The range runs from the line containing "OCR this image." through the last line of the material below; retype it exactly, leaving out the pictures.
>>>
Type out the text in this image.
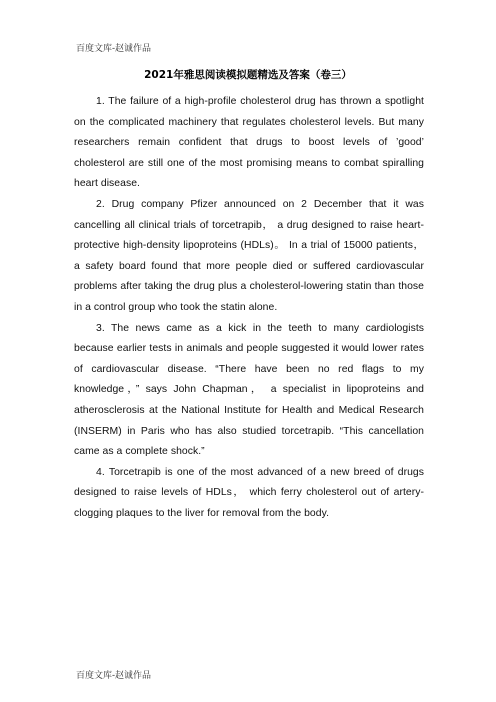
百度文库-赵诚作品
2021年雅思阅读模拟题精选及答案（卷三）

1. The failure of a high-profile cholesterol drug has thrown a spotlight on the complicated machinery that regulates cholesterol levels. But many researchers remain confident that drugs to boost levels of ’good’ cholesterol are still one of the most promising means to combat spiralling heart disease.

2. Drug company Pfizer announced on 2 December that it was cancelling all clinical trials of torcetrapib， a drug designed to raise heart-protective high-density lipoproteins (HDLs)。 In a trial of 15000 patients， a safety board found that more people died or suffered cardiovascular problems after taking the drug plus a cholesterol-lowering statin than those in a control group who took the statin alone.

3. The news came as a kick in the teeth to many cardiologists because earlier tests in animals and people suggested it would lower rates of cardiovascular disease. “There have been no red flags to my knowledge，” says John Chapman， a specialist in lipoproteins and atherosclerosis at the National Institute for Health and Medical Research (INSERM) in Paris who has also studied torcetrapib. “This cancellation came as a complete shock.”

4. Torcetrapib is one of the most advanced of a new breed of drugs designed to raise levels of HDLs， which ferry cholesterol out of artery-clogging plaques to the liver for removal from the body.

百度文库-赵诚作品
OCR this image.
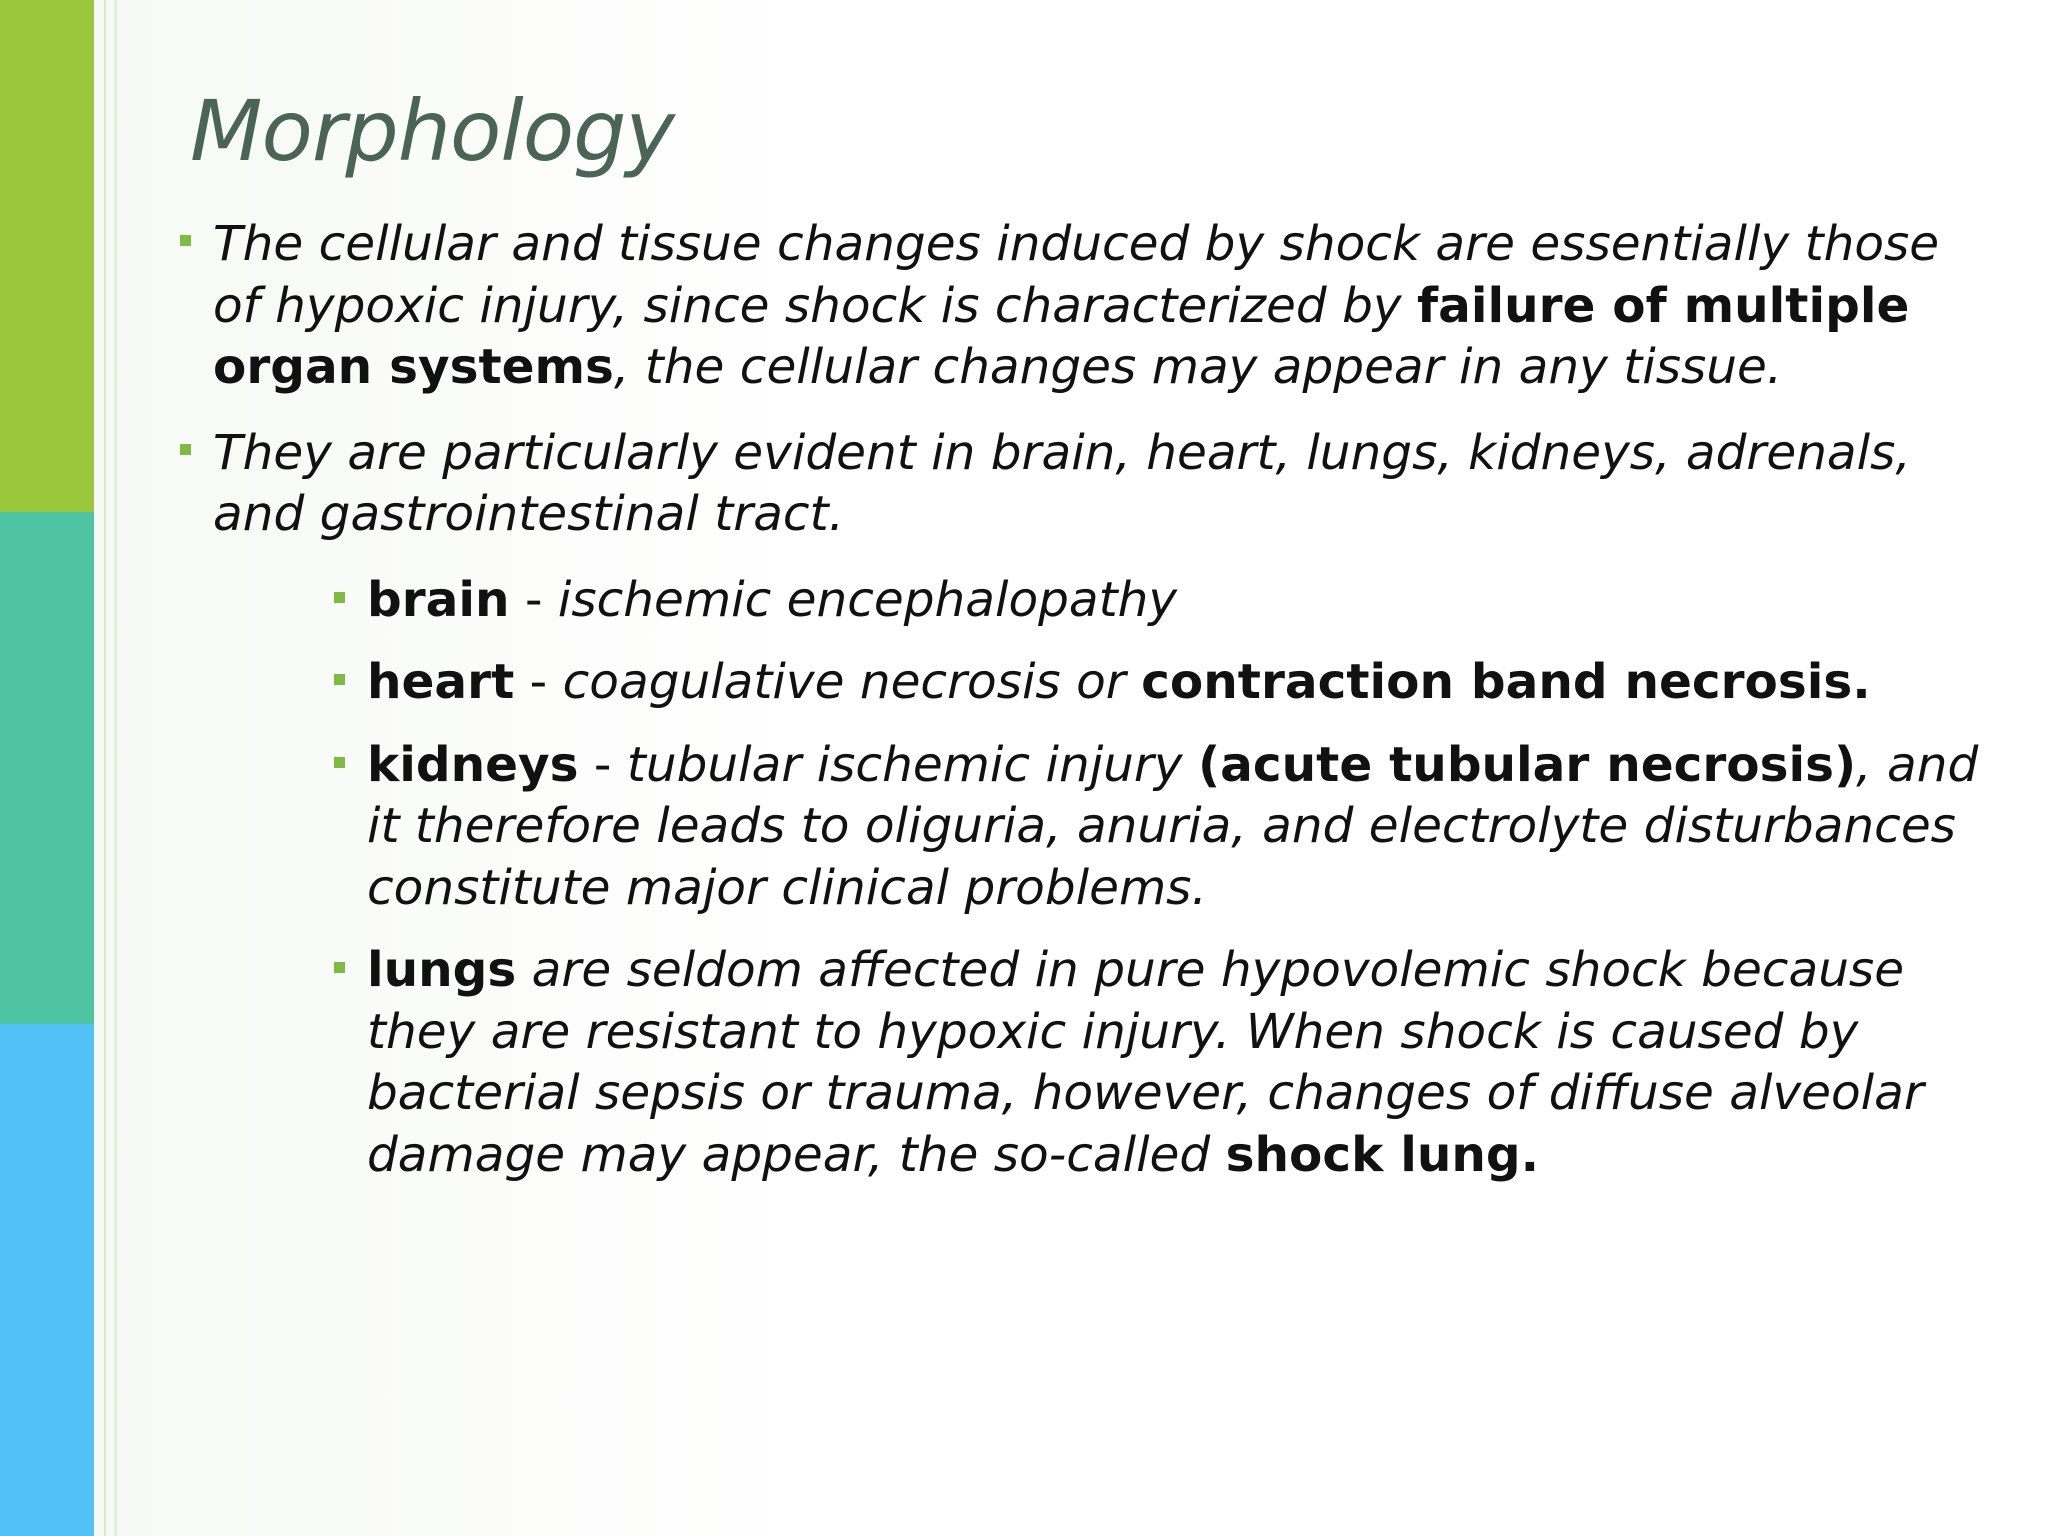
Morphology
The cellular and tissue changes induced by shock are essentially those of hypoxic injury, since shock is characterized by failure of multiple organ systems, the cellular changes may appear in any tissue.
They are particularly evident in brain, heart, lungs, kidneys, adrenals, and gastrointestinal tract.
brain - ischemic encephalopathy
heart - coagulative necrosis or contraction band necrosis.
kidneys - tubular ischemic injury (acute tubular necrosis), and it therefore leads to oliguria, anuria, and electrolyte disturbances constitute major clinical problems.
lungs are seldom affected in pure hypovolemic shock because they are resistant to hypoxic injury. When shock is caused by bacterial sepsis or trauma, however, changes of diffuse alveolar damage may appear, the so-called shock lung.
<<<
• [Completed exercise]
OCR this image.
Morphology
The cellular and tissue changes induced by shock are essentially those of hypoxic injury, since shock is characterized by failure of multiple organ systems, the cellular changes may appear in any tissue.
They are particularly evident in brain, heart, lungs, kidneys, adrenals, and gastrointestinal tract.
brain - ischemic encephalopathy
heart - coagulative necrosis or contraction band necrosis.
kidneys - tubular ischemic injury (acute tubular necrosis), and it therefore leads to oliguria, anuria, and electrolyte disturbances constitute major clinical problems.
lungs are seldom affected in pure hypovolemic shock because they are resistant to hypoxic injury. When shock is caused by bacterial sepsis or trauma, however, changes of diffuse alveolar damage may appear, the so-called shock lung.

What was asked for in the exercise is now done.